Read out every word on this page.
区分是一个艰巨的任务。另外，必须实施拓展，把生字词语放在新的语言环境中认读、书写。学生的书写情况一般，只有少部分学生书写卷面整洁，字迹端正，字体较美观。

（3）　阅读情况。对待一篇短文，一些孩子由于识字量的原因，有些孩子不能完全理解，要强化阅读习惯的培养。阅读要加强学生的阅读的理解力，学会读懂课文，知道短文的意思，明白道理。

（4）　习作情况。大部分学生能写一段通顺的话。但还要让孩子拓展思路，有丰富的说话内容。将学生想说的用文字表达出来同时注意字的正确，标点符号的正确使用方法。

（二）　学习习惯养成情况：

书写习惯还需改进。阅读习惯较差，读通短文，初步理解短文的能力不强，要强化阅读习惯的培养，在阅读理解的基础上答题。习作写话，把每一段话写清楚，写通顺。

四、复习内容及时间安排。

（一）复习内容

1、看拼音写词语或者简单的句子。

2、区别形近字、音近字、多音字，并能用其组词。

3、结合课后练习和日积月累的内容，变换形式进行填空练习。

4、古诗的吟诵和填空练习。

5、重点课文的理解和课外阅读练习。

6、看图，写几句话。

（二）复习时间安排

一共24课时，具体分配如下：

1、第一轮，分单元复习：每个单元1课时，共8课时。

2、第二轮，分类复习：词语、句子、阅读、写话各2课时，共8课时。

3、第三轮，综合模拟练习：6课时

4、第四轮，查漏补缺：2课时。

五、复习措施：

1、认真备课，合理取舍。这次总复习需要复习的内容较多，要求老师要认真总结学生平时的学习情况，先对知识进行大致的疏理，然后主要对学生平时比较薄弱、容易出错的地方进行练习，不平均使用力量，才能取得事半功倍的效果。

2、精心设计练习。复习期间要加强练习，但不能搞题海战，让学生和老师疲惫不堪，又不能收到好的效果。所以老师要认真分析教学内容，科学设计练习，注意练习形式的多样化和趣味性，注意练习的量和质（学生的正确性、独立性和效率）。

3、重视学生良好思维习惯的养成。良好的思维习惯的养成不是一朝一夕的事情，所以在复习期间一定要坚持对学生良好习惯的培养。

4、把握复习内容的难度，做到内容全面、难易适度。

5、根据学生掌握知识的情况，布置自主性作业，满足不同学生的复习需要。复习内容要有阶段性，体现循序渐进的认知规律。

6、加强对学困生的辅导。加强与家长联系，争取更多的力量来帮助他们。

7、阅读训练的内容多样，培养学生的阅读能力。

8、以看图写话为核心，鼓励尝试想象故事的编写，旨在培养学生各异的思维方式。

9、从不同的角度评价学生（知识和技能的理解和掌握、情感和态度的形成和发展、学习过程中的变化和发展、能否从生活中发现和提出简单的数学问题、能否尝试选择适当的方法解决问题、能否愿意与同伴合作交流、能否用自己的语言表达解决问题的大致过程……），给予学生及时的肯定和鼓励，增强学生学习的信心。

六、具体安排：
______
● **Required task**: Every record shown above must be echoed exactly.

● **Result for this exercise**:
Read out every word on this page.
区分是一个艰巨的任务。另外，必须实施拓展，把生字词语放在新的语言环境中认读、书写。学生的书写情况一般，只有少部分学生书写卷面整洁，字迹端正，字体较美观。

（3）　阅读情况。对待一篇短文，一些孩子由于识字量的原因，有些孩子不能完全理解，要强化阅读习惯的培养。阅读要加强学生的阅读的理解力，学会读懂课文，知道短文的意思，明白道理。

（4）　习作情况。大部分学生能写一段通顺的话。但还要让孩子拓展思路，有丰富的说话内容。将学生想说的用文字表达出来同时注意字的正确，标点符号的正确使用方法。

（二）　学习习惯养成情况：

书写习惯还需改进。阅读习惯较差，读通短文，初步理解短文的能力不强，要强化阅读习惯的培养，在阅读理解的基础上答题。习作写话，把每一段话写清楚，写通顺。

四、复习内容及时间安排。

（一）复习内容

1、看拼音写词语或者简单的句子。

2、区别形近字、音近字、多音字，并能用其组词。

3、结合课后练习和日积月累的内容，变换形式进行填空练习。

4、古诗的吟诵和填空练习。

5、重点课文的理解和课外阅读练习。

6、看图，写几句话。

（二）复习时间安排

一共24课时，具体分配如下：

1、第一轮，分单元复习：每个单元1课时，共8课时。

2、第二轮，分类复习：词语、句子、阅读、写话各2课时，共8课时。

3、第三轮，综合模拟练习：6课时

4、第四轮，查漏补缺：2课时。

五、复习措施：

1、认真备课，合理取舍。这次总复习需要复习的内容较多，要求老师要认真总结学生平时的学习情况，先对知识进行大致的疏理，然后主要对学生平时比较薄弱、容易出错的地方进行练习，不平均使用力量，才能取得事半功倍的效果。

2、精心设计练习。复习期间要加强练习，但不能搞题海战，让学生和老师疲惫不堪，又不能收到好的效果。所以老师要认真分析教学内容，科学设计练习，注意练习形式的多样化和趣味性，注意练习的量和质（学生的正确性、独立性和效率）。

3、重视学生良好思维习惯的养成。良好的思维习惯的养成不是一朝一夕的事情，所以在复习期间一定要坚持对学生良好习惯的培养。

4、把握复习内容的难度，做到内容全面、难易适度。

5、根据学生掌握知识的情况，布置自主性作业，满足不同学生的复习需要。复习内容要有阶段性，体现循序渐进的认知规律。

6、加强对学困生的辅导。加强与家长联系，争取更多的力量来帮助他们。

7、阅读训练的内容多样，培养学生的阅读能力。

8、以看图写话为核心，鼓励尝试想象故事的编写，旨在培养学生各异的思维方式。

9、从不同的角度评价学生（知识和技能的理解和掌握、情感和态度的形成和发展、学习过程中的变化和发展、能否从生活中发现和提出简单的数学问题、能否尝试选择适当的方法解决问题、能否愿意与同伴合作交流、能否用自己的语言表达解决问题的大致过程……），给予学生及时的肯定和鼓励，增强学生学习的信心。

六、具体安排：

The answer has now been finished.